*INPUT DATA*
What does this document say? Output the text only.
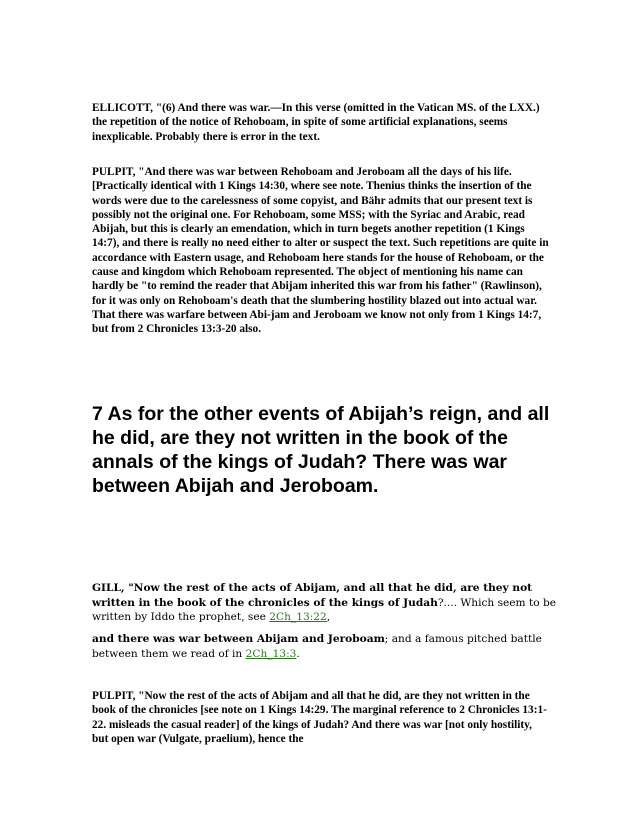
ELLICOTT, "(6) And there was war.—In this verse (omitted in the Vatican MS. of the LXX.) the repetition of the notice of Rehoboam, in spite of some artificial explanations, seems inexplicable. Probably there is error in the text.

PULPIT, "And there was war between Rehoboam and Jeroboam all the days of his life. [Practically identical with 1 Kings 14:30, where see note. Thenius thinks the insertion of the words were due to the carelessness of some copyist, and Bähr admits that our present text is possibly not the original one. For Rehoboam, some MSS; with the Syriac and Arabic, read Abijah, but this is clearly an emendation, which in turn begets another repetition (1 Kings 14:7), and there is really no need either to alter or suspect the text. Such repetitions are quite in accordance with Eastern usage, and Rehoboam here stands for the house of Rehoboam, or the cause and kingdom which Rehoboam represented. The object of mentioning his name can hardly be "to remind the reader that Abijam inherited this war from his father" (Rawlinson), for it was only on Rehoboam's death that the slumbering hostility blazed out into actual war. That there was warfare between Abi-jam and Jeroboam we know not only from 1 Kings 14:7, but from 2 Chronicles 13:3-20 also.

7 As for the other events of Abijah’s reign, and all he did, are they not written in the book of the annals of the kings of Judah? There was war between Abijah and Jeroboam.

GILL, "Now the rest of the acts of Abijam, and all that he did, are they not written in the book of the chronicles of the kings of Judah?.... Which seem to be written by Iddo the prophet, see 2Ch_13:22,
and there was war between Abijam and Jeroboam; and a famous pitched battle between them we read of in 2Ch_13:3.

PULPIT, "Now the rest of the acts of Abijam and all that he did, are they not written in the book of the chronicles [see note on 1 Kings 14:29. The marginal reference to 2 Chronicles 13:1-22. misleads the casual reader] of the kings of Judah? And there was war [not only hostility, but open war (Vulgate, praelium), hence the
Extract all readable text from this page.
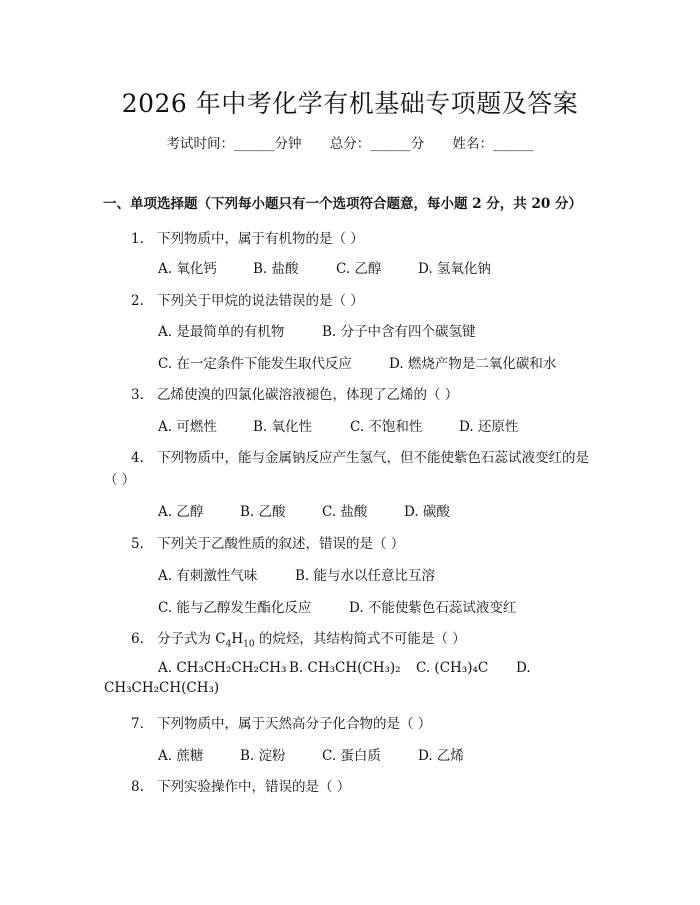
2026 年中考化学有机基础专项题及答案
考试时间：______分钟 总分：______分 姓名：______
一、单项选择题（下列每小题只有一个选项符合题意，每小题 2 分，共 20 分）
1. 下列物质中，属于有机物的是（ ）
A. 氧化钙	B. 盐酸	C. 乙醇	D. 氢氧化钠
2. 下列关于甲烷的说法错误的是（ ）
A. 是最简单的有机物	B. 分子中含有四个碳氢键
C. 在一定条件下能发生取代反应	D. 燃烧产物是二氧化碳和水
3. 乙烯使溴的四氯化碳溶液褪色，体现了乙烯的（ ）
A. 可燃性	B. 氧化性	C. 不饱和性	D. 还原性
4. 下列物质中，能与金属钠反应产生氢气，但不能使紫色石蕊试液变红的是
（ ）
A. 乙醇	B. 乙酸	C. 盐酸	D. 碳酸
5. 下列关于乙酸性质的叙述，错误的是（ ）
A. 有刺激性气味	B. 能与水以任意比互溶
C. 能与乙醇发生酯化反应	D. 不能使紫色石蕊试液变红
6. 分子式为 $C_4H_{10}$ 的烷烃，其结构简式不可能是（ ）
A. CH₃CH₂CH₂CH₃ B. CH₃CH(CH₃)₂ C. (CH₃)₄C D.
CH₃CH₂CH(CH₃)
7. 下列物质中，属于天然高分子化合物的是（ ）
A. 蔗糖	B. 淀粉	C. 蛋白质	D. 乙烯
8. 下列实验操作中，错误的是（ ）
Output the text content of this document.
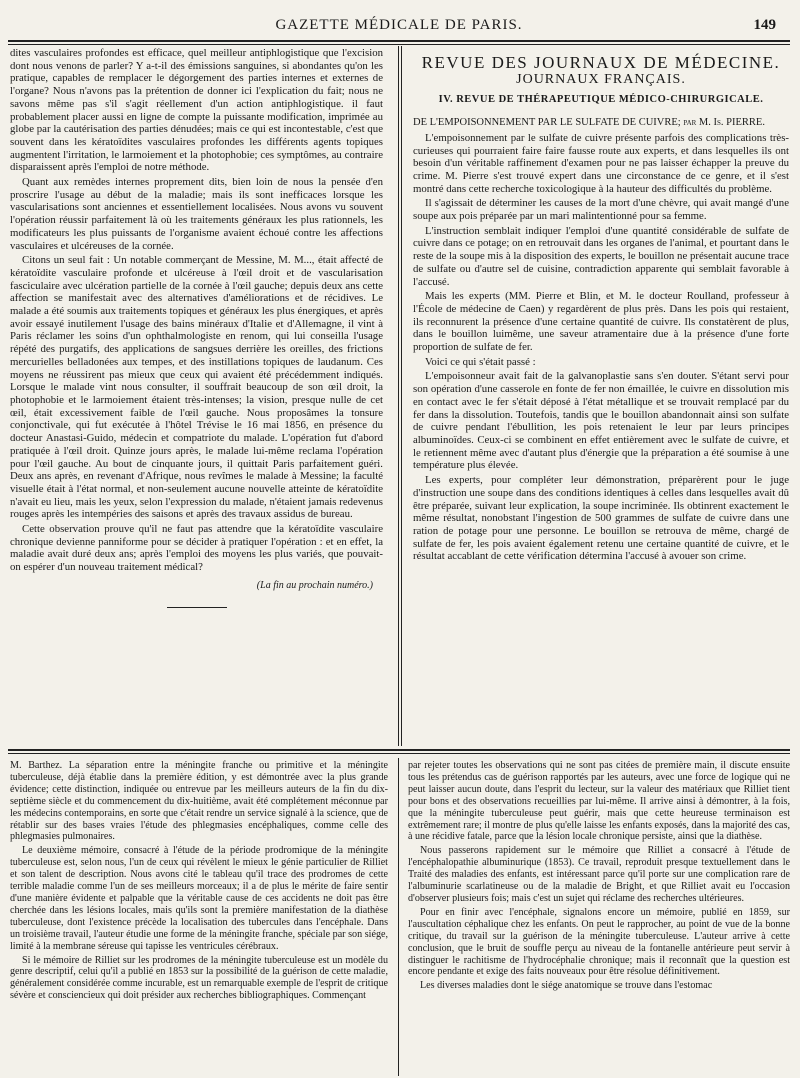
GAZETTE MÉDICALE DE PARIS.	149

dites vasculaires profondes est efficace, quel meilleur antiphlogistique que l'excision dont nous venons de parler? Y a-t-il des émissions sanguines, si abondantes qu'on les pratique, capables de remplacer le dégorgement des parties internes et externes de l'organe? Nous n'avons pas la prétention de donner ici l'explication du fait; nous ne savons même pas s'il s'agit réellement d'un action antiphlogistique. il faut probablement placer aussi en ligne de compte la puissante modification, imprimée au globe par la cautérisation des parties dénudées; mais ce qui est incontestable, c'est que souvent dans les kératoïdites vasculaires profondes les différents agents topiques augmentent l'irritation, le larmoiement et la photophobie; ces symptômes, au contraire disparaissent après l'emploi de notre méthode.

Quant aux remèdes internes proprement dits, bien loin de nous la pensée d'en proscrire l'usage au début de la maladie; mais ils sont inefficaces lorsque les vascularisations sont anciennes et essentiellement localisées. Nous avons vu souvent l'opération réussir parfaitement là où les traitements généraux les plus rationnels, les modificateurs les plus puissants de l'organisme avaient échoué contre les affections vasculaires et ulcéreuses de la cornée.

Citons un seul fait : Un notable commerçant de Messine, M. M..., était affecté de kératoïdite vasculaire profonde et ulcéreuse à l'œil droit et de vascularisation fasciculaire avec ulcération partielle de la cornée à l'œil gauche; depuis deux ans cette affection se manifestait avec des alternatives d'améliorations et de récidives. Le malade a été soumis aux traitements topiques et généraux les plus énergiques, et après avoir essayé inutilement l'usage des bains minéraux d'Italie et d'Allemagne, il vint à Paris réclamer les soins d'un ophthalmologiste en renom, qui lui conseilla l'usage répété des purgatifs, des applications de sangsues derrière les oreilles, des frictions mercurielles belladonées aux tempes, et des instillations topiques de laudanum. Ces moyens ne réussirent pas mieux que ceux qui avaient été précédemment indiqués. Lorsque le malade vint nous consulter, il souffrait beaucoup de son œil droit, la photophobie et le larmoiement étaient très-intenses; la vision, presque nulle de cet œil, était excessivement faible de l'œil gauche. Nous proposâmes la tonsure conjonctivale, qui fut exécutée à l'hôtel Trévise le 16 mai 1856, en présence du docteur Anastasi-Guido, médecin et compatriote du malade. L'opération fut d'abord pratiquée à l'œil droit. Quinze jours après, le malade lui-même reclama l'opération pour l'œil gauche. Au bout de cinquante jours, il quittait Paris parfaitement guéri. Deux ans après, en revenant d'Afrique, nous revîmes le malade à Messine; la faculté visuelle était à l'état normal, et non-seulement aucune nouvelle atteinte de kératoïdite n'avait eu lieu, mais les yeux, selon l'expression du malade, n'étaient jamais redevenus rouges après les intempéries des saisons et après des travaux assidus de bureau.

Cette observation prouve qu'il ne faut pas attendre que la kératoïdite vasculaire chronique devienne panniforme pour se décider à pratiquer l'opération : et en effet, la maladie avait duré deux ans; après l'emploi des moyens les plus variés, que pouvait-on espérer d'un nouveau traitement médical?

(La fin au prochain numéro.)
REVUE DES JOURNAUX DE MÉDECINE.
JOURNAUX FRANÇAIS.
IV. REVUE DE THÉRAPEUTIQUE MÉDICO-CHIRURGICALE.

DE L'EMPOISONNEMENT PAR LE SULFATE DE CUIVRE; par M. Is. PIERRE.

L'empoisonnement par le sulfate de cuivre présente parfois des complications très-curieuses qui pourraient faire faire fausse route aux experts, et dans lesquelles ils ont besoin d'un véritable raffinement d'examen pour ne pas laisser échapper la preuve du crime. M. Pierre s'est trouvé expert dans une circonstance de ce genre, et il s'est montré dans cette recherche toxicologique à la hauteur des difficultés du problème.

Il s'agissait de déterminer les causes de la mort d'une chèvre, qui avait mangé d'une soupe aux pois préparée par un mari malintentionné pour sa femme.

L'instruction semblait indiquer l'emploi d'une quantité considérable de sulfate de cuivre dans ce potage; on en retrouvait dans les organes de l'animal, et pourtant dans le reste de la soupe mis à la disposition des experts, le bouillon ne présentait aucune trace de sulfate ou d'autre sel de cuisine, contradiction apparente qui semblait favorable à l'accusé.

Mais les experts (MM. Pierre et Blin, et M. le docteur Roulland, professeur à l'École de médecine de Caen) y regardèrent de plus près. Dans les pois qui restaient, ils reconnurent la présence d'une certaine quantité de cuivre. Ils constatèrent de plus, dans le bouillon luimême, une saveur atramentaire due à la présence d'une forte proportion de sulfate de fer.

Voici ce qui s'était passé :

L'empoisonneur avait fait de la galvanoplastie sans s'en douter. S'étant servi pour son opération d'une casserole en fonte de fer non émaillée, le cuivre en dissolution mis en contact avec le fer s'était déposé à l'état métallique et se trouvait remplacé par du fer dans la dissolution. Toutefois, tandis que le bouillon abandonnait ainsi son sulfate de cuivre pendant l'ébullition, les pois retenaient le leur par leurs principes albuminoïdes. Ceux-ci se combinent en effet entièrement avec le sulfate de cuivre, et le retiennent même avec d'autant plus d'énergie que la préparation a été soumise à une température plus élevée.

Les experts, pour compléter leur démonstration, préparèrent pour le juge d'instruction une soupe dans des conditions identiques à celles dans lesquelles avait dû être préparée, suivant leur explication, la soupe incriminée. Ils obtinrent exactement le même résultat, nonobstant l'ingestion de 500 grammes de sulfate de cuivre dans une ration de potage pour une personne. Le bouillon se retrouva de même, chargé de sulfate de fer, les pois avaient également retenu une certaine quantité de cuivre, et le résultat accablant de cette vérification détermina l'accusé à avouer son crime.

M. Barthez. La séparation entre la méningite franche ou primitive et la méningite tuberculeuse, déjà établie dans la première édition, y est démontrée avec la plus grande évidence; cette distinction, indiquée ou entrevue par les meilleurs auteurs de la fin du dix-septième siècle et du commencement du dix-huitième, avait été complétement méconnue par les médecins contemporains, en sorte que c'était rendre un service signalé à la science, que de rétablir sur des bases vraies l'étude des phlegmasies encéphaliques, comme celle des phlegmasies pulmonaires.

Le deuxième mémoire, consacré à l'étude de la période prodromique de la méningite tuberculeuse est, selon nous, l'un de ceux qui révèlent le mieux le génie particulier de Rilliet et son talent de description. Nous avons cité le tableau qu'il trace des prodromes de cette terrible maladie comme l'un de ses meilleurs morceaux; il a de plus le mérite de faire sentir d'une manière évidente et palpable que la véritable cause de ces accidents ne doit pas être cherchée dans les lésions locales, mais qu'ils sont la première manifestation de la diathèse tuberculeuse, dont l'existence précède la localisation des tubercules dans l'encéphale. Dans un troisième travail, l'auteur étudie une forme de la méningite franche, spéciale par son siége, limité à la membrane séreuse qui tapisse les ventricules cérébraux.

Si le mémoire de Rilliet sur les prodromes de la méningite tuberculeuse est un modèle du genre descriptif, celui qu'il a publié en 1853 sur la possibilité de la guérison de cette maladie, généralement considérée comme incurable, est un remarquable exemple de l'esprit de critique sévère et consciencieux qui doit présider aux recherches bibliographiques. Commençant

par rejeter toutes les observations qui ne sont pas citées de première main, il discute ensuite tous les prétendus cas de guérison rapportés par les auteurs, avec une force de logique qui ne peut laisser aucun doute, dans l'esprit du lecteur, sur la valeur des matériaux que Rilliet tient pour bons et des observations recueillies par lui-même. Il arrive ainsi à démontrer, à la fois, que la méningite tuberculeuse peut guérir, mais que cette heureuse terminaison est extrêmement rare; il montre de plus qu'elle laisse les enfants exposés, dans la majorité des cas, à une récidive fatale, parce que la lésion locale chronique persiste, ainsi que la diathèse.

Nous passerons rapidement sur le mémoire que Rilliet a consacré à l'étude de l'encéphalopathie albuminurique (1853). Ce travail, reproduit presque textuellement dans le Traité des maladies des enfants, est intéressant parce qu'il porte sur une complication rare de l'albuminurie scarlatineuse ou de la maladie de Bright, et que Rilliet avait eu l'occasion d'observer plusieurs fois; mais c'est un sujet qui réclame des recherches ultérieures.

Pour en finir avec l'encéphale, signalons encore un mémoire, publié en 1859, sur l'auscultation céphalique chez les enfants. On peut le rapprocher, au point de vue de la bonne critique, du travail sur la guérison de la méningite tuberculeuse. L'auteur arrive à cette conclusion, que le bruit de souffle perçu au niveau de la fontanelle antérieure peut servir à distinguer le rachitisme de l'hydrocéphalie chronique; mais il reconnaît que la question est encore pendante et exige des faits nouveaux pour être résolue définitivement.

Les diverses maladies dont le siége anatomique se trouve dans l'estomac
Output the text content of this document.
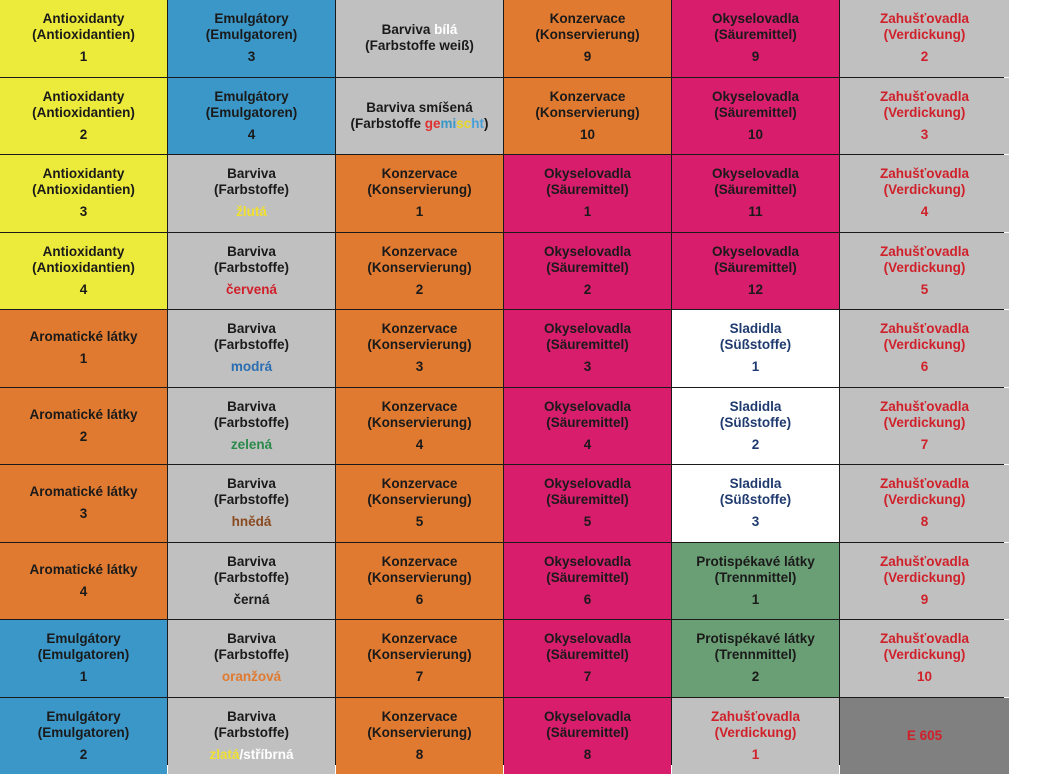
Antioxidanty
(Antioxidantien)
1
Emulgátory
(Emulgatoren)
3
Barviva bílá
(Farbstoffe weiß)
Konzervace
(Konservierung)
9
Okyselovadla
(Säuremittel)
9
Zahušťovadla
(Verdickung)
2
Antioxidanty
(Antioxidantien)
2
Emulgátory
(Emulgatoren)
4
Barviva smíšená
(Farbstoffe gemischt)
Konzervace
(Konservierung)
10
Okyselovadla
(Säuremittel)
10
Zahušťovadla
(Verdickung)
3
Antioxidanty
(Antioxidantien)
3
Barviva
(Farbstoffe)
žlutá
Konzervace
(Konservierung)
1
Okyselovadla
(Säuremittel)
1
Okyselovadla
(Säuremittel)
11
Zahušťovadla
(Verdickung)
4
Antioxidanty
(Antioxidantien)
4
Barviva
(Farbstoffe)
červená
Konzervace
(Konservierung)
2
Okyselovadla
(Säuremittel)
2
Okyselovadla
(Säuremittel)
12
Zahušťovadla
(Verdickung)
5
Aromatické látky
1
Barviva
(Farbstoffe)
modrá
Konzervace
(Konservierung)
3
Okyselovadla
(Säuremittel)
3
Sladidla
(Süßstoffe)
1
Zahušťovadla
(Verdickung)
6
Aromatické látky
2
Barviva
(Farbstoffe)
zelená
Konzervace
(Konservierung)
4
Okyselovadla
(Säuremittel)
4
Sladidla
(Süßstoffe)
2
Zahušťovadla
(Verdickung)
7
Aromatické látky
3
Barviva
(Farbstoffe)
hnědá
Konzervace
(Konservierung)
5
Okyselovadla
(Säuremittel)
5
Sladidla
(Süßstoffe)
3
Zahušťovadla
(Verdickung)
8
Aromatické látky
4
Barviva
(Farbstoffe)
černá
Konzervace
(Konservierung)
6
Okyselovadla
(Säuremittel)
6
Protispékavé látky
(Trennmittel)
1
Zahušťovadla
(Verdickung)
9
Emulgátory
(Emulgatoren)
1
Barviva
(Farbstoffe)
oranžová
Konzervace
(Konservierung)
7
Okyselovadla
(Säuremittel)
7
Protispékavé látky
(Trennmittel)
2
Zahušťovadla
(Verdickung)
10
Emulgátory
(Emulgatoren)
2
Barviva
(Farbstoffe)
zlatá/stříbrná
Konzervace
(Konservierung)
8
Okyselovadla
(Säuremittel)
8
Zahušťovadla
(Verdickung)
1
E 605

*YOUR OBJECTIVE*
Show all lines from the listing above in which "encéphale" appears.

*THE REPLY*
Le deuxième mémoire, consacré à l'étude de la période prodromique de la méningite tuberculeuse est, selon nous, l'un de ceux qui révèlent le mieux le génie particulier de Rilliet et son talent de description. Nous avons cité le tableau qu'il trace des prodromes de cette terrible maladie comme l'un de ses meilleurs morceaux; il a de plus le mérite de faire sentir d'une manière évidente et palpable que la véritable cause de ces accidents ne doit pas être cherchée dans les lésions locales, mais qu'ils sont la première manifestation de la diathèse tuberculeuse, dont l'existence précède la localisation des tubercules dans l'encéphale. Dans un troisième travail, l'auteur étudie une forme de la méningite franche, spéciale par son siége, limité à la membrane séreuse qui tapisse les ventricules cérébraux.
Pour en finir avec l'encéphale, signalons encore un mémoire, publié en 1859, sur l'auscultation céphalique chez les enfants. On peut le rapprocher, au point de vue de la bonne critique, du travail sur la guérison de la méningite tuberculeuse. L'auteur arrive à cette conclusion, que le bruit de souffle perçu au niveau de la fontanelle antérieure peut servir à distinguer le rachitisme de l'hydrocéphalie chronique; mais il reconnaît que la question est encore pendante et exige des faits nouveaux pour être résolue définitivement.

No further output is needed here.